───── Information shown ─────

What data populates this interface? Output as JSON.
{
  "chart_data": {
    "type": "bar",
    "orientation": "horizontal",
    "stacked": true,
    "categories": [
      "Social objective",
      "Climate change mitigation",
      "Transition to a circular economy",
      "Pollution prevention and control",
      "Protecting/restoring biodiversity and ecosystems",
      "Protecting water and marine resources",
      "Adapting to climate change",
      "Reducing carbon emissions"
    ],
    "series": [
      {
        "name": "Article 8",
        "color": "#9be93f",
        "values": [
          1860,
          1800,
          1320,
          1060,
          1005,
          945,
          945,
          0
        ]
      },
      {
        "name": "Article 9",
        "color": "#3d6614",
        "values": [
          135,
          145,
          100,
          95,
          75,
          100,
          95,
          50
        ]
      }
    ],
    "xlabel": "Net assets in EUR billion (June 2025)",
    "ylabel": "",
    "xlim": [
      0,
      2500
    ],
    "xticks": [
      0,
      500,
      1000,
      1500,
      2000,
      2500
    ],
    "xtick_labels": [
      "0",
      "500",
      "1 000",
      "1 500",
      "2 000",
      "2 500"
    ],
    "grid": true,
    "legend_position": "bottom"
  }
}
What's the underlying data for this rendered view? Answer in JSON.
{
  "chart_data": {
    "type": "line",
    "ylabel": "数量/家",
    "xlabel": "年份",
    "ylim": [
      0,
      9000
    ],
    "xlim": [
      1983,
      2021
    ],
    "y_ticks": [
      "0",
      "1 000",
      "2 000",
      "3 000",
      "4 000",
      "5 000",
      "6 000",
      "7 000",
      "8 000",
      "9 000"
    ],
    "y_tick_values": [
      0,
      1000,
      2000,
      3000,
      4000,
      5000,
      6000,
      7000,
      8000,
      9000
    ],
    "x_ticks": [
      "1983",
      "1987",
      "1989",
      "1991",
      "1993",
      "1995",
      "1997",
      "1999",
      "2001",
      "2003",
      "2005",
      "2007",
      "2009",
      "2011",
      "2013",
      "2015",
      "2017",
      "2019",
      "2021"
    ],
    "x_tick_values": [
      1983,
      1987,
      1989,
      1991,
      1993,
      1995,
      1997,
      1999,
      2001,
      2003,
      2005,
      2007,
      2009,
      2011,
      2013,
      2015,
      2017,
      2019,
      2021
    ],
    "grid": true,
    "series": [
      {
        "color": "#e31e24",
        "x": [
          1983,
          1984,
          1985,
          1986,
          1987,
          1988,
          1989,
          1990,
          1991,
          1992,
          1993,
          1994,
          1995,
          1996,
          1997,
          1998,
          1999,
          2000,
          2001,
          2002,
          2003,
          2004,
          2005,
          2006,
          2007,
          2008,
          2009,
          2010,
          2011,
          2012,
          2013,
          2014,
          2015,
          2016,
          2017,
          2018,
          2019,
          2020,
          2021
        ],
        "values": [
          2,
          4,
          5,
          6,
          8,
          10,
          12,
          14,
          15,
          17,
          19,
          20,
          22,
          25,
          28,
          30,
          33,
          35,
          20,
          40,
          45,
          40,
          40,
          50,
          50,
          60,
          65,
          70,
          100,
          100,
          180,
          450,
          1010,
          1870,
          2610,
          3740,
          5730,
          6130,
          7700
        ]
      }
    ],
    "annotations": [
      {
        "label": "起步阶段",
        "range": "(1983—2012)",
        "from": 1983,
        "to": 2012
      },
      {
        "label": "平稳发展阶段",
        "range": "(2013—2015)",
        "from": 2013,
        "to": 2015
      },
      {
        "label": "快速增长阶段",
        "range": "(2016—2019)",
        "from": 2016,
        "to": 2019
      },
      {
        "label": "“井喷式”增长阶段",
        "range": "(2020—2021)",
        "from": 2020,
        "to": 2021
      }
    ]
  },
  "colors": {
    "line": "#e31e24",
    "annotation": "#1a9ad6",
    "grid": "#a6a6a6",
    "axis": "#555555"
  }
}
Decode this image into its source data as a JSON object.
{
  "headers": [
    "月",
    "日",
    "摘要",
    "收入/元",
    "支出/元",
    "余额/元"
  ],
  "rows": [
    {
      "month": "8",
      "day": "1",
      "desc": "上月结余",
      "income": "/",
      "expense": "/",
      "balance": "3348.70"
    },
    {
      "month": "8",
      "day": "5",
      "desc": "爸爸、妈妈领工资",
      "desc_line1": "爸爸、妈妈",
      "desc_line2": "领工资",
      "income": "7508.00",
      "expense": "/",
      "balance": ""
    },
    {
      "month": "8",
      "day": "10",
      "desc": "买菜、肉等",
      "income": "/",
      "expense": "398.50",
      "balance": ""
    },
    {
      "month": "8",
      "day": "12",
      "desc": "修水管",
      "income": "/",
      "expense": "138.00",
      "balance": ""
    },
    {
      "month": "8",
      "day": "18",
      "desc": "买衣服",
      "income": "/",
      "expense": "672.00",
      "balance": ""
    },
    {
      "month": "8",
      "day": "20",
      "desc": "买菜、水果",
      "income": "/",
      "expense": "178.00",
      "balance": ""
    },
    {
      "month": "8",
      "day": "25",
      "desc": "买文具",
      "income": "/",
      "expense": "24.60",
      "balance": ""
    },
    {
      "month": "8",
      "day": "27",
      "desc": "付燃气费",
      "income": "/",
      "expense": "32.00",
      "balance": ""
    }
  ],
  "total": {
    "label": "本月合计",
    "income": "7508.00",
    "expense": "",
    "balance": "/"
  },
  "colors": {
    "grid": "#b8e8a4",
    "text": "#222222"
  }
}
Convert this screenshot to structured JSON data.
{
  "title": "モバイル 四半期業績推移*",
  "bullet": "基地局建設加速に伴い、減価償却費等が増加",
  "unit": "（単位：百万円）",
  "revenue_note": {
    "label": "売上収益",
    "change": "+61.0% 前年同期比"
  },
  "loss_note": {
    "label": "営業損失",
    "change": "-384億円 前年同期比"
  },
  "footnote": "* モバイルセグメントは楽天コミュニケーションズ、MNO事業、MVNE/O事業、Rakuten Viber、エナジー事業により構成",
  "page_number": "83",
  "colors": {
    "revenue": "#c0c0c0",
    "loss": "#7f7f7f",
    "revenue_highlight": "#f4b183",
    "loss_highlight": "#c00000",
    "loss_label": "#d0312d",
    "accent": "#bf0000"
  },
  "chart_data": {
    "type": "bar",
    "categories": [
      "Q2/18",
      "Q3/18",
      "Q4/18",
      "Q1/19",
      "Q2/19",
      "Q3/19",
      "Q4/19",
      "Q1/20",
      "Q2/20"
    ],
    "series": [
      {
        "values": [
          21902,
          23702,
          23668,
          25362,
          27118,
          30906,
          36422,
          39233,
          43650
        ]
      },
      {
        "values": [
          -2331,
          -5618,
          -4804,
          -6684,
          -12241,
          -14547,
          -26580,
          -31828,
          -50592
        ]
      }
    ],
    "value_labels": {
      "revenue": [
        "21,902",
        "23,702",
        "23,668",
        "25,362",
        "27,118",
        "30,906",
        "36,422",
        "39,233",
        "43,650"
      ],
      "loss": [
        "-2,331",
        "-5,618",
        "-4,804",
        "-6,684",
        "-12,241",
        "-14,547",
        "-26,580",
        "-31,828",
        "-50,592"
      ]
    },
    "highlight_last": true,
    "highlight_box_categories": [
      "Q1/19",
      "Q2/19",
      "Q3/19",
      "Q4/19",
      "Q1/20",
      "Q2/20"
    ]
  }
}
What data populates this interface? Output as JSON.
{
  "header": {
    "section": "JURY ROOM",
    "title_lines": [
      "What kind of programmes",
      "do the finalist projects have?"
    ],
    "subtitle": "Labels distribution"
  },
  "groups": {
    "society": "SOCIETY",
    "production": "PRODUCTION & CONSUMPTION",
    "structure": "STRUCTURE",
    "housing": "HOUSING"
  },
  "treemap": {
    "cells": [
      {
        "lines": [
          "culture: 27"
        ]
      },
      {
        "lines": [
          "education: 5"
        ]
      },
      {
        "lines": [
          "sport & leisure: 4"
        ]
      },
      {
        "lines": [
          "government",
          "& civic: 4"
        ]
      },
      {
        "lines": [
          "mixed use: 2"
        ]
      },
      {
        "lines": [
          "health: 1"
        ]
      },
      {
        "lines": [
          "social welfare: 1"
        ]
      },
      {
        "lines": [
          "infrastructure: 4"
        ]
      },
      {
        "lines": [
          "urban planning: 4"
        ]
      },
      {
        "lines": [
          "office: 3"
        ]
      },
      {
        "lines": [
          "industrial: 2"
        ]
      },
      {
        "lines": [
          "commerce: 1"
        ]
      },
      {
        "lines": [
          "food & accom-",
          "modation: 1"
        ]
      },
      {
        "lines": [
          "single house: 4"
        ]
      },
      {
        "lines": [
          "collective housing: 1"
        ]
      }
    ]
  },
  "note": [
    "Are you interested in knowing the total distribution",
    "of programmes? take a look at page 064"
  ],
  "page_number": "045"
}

─────

Exercise directions: From the records above, copy every line that holds the word "change".

Result of the task:
      "Climate change mitigation",
      "Adapting to climate change",
    "change": "+61.0% 前年同期比"
    "change": "-384億円 前年同期比"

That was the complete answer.